Problem to solve: Only lines with the word "effects" are needed; collect each of them from the listing below.

Task material:
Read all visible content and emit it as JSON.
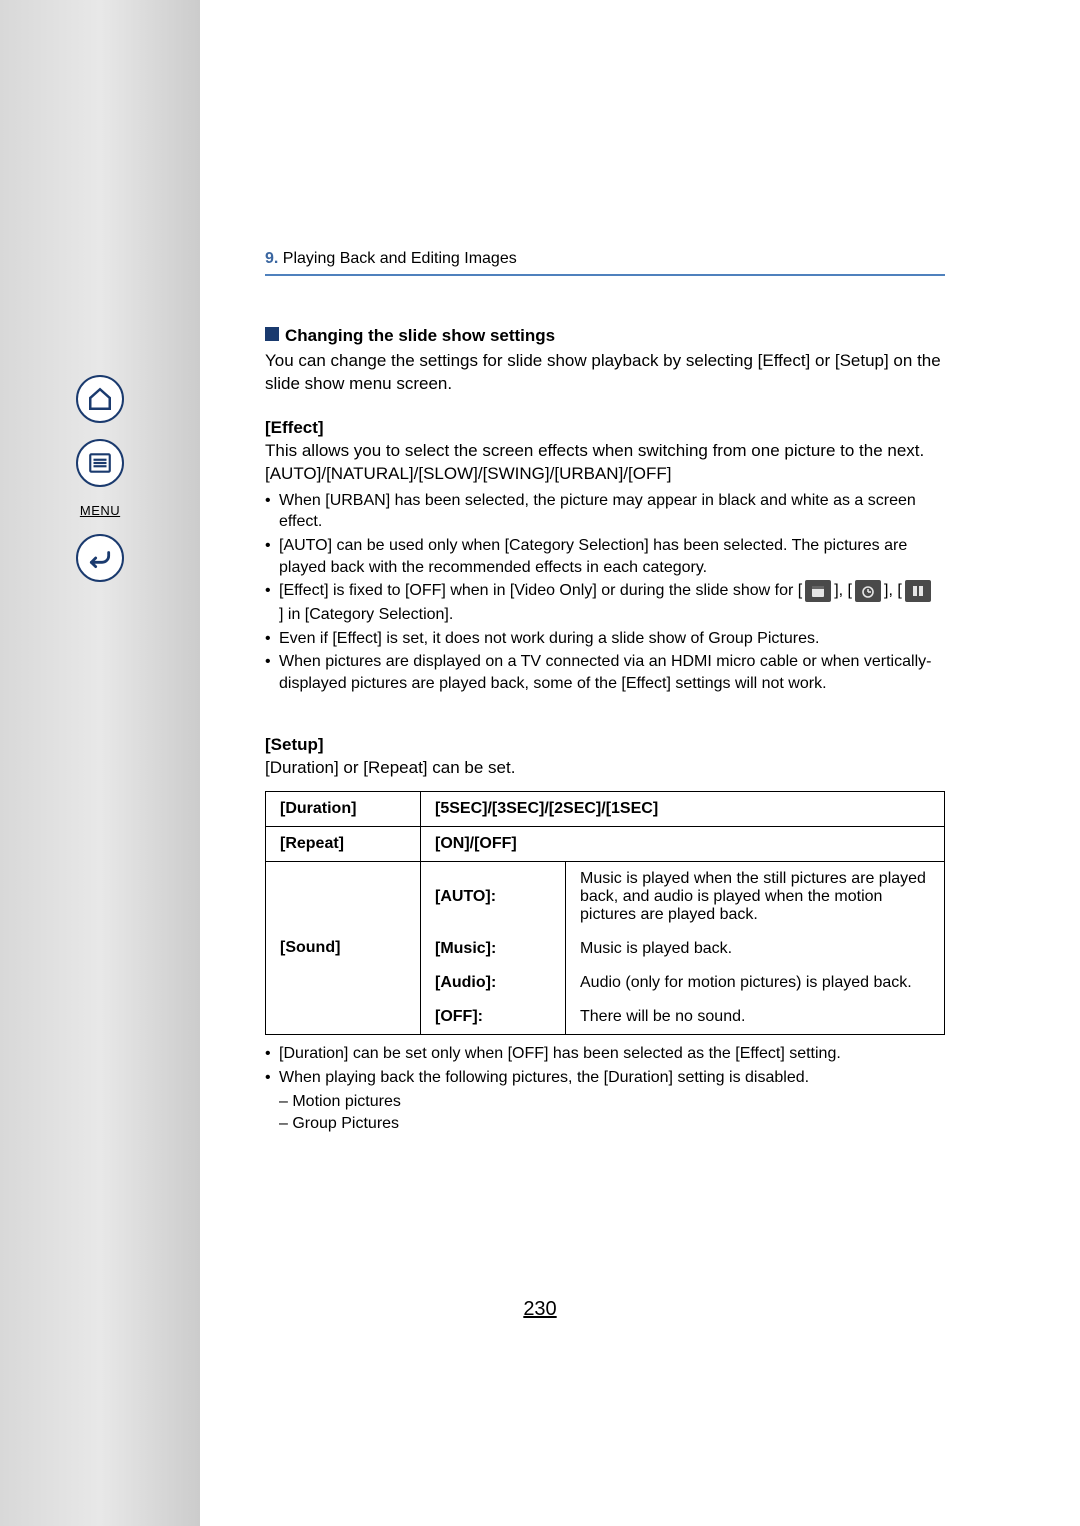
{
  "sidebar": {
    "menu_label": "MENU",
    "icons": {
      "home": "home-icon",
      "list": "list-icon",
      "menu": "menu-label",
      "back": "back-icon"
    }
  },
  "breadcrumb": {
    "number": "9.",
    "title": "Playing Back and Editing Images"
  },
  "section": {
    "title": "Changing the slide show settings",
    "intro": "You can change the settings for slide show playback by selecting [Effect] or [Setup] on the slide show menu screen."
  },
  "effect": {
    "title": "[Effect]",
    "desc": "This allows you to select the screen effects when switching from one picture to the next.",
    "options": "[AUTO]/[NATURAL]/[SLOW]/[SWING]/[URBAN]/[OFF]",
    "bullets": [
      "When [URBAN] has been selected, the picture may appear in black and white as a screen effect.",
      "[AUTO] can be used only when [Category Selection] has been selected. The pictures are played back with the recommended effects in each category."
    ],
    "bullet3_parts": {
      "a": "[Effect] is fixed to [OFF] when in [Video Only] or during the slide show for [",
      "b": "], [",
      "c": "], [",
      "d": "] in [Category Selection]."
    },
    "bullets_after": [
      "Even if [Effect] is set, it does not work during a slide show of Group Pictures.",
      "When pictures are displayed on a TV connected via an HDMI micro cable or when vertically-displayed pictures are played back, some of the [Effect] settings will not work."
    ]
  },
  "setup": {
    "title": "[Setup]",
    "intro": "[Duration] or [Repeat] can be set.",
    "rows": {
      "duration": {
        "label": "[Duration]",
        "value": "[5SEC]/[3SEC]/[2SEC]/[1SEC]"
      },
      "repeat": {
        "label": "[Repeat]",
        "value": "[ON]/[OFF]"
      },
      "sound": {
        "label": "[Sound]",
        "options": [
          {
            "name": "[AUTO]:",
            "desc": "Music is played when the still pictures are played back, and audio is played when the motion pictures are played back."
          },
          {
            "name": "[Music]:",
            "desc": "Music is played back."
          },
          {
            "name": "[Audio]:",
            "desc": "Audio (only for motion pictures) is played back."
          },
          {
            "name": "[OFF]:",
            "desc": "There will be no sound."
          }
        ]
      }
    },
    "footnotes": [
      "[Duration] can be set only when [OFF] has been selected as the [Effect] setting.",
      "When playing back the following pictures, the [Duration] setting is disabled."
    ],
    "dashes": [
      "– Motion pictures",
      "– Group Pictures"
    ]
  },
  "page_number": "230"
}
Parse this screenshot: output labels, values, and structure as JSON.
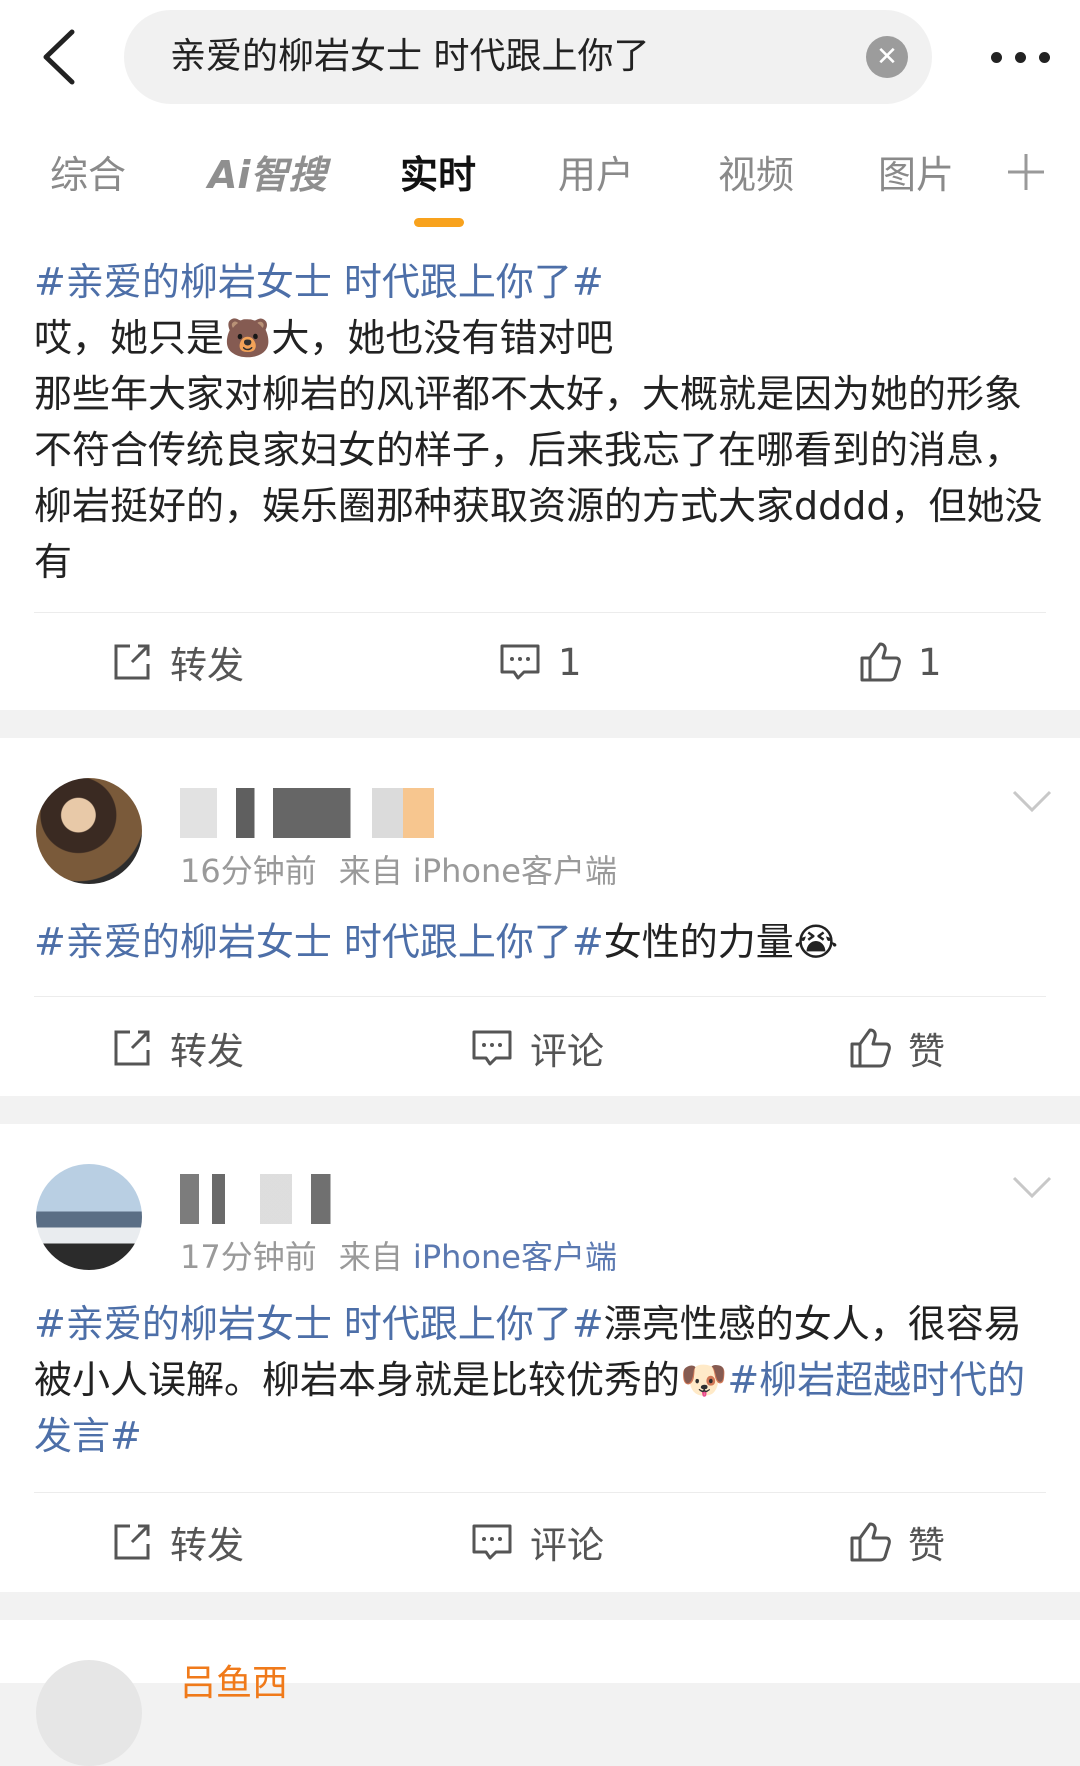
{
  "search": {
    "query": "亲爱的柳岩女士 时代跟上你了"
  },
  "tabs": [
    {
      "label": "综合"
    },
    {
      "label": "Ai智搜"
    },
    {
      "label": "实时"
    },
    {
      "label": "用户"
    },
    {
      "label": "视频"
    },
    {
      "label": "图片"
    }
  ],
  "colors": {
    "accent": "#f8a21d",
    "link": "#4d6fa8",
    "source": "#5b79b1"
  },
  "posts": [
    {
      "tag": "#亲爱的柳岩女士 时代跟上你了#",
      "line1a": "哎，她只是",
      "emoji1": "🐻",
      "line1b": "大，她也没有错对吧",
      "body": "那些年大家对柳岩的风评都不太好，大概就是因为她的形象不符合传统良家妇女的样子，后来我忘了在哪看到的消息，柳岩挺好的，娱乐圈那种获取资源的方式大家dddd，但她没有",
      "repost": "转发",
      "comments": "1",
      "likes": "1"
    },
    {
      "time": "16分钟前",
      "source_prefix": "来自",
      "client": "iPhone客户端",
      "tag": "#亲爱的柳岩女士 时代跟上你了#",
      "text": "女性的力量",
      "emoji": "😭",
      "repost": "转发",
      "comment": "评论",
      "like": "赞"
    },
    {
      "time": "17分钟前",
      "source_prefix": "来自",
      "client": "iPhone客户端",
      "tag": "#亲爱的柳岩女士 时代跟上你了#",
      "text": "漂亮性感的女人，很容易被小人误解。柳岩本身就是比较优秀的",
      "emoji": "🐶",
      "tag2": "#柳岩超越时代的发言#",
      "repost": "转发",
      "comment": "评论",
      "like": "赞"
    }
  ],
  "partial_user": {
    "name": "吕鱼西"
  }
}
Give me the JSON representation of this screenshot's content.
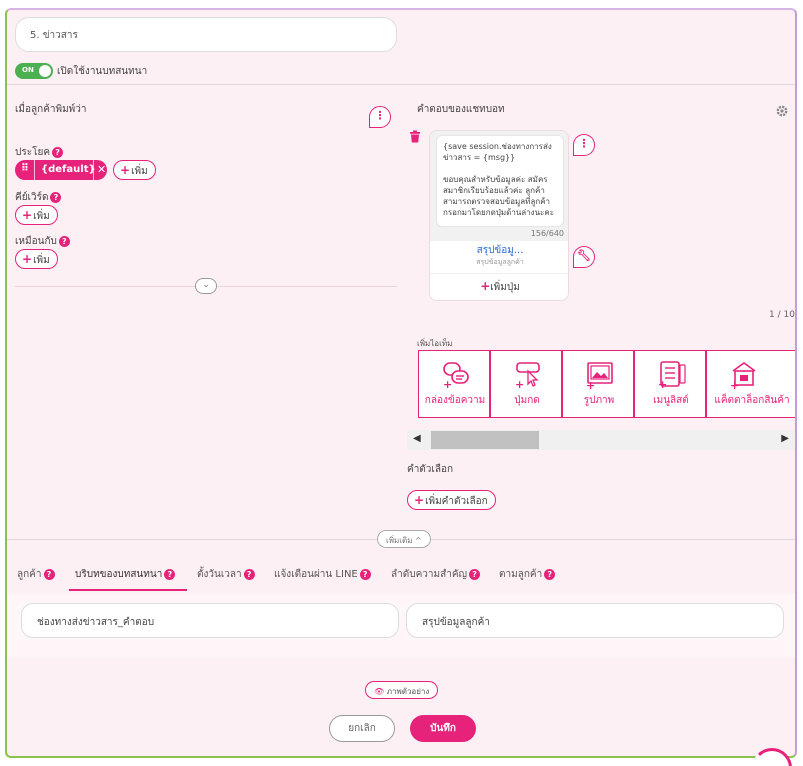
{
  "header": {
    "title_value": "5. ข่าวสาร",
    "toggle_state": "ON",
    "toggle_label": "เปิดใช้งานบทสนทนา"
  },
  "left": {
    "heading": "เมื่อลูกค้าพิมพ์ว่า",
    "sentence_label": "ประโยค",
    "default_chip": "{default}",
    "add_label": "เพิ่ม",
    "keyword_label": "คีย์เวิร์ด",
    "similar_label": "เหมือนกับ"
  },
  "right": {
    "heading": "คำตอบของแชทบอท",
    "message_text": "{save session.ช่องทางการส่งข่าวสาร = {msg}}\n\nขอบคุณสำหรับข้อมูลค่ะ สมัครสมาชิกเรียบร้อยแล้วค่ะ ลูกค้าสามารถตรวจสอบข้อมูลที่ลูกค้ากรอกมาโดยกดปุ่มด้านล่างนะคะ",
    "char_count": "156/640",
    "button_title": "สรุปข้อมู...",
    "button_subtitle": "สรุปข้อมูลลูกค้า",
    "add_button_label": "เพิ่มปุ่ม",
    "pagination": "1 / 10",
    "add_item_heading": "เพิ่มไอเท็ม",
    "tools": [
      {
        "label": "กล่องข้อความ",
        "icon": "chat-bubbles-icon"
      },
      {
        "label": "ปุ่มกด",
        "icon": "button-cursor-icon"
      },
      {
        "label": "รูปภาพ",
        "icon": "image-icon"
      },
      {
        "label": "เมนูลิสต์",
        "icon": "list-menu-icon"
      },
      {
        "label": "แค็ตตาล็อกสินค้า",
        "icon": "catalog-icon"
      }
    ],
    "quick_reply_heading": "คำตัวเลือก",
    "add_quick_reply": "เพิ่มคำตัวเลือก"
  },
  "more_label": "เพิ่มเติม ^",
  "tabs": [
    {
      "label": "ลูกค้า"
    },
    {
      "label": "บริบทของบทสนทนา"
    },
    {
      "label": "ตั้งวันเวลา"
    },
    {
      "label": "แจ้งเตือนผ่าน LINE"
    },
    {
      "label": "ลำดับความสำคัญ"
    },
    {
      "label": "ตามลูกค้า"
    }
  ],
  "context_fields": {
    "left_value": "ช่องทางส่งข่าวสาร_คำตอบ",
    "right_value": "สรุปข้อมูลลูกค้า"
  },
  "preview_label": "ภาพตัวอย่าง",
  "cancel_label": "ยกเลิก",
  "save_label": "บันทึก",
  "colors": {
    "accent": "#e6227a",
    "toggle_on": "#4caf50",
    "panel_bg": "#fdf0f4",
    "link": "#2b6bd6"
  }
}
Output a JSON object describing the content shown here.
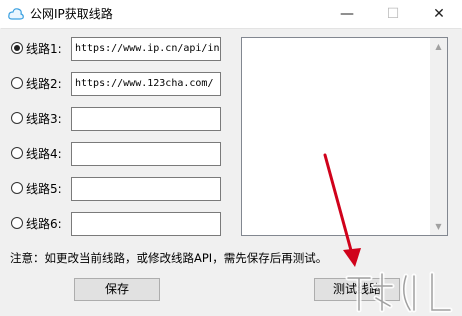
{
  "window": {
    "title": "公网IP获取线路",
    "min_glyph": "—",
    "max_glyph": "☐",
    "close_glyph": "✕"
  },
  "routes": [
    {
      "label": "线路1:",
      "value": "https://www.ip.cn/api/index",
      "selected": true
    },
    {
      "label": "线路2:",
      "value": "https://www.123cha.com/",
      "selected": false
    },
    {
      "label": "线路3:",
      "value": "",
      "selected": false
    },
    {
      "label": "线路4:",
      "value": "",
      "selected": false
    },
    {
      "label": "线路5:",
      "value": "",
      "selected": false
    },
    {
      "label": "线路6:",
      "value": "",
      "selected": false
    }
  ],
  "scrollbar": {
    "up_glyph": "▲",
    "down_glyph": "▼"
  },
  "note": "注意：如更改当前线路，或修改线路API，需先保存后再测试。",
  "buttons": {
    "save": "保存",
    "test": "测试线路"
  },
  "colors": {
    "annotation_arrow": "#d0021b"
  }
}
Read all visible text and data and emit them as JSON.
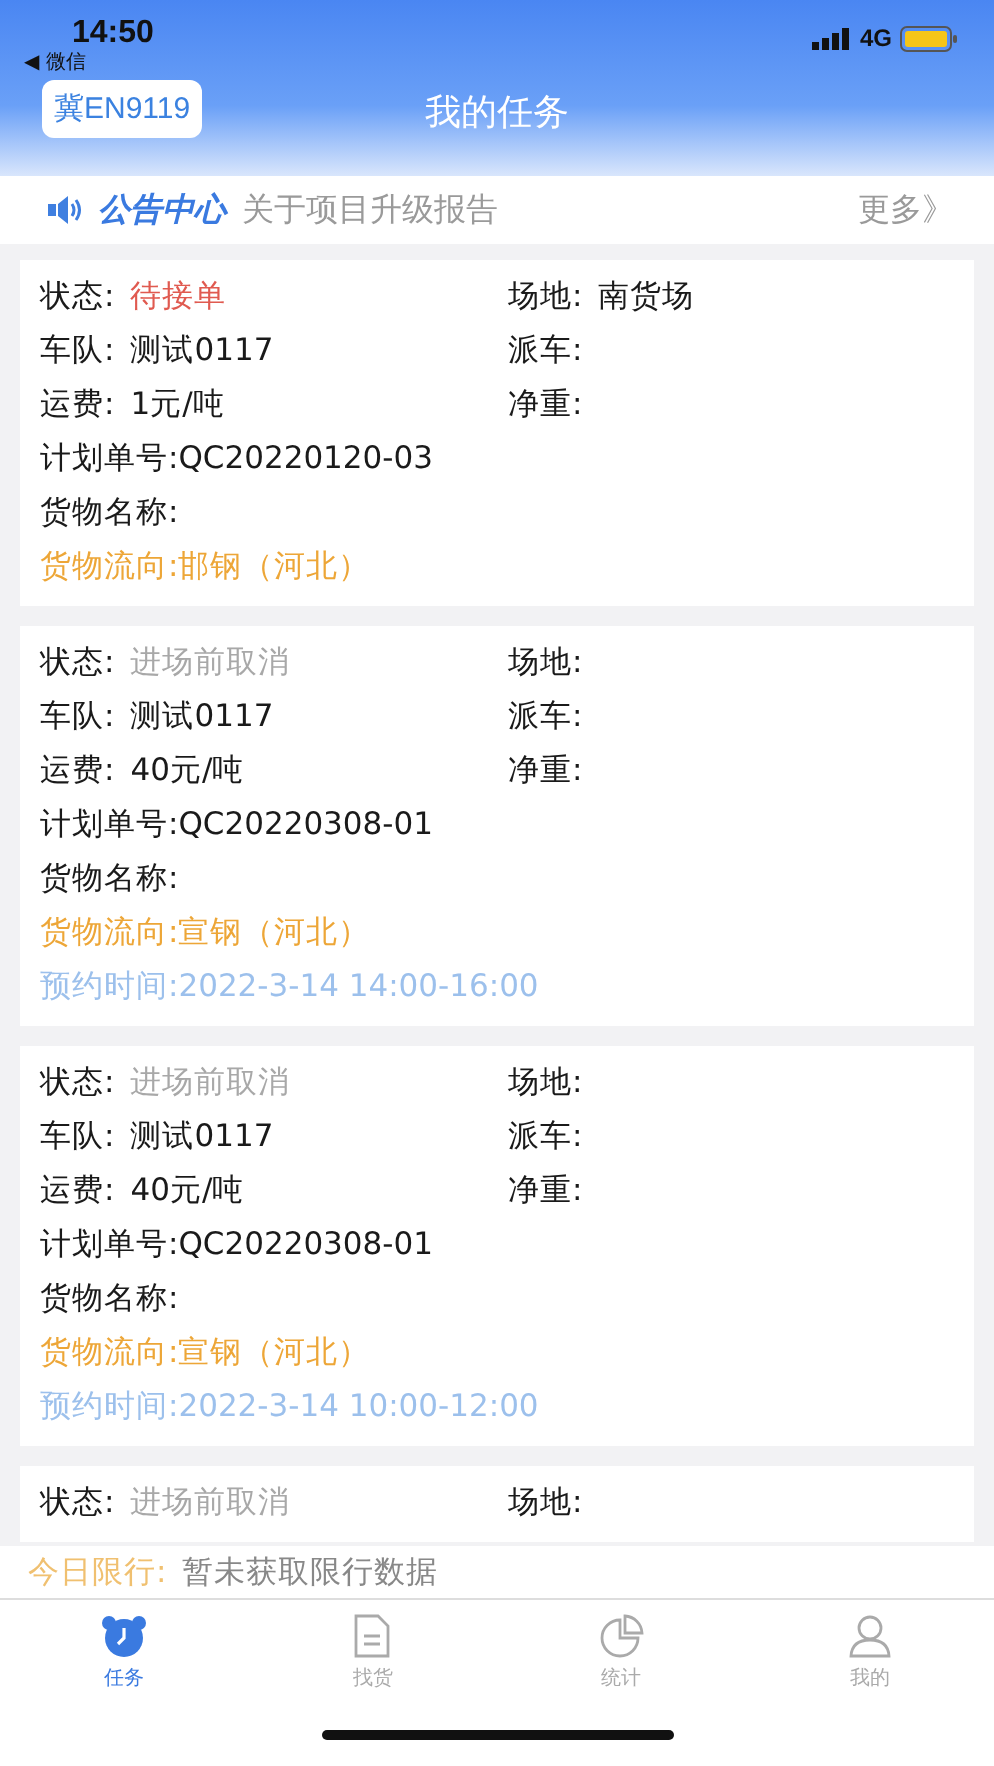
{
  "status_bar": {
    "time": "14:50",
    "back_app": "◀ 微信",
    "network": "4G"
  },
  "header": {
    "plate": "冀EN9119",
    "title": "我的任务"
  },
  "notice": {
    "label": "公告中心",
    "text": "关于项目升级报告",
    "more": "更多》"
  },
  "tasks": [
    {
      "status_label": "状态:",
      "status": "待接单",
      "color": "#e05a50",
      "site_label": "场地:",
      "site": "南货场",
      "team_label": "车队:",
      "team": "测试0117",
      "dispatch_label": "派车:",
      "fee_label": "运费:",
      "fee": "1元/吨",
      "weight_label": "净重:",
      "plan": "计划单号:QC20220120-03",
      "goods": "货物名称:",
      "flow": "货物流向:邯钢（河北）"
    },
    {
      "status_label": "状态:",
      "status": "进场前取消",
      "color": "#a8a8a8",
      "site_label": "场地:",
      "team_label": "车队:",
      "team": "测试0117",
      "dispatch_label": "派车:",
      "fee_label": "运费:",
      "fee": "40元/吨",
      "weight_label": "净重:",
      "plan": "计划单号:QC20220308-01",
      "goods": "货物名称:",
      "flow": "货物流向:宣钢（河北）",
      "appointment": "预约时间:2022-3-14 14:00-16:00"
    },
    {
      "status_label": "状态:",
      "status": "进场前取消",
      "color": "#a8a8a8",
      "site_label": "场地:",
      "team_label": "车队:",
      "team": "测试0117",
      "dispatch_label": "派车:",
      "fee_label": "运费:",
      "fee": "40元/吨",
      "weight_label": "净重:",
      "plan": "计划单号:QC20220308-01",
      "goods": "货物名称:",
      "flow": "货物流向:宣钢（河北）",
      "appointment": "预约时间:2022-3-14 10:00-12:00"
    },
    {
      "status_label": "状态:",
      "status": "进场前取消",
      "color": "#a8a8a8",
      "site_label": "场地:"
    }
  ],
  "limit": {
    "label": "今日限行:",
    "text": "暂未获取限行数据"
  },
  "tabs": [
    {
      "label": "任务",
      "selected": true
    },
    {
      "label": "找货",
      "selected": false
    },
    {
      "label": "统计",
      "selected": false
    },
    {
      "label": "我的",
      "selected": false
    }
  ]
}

Reply:
    "desc": "This allows you to select the screen effects when switching from one picture to the next.",
      "[AUTO] can be used only when [Category Selection] has been selected. The pictures are played back with the recommended effects in each category."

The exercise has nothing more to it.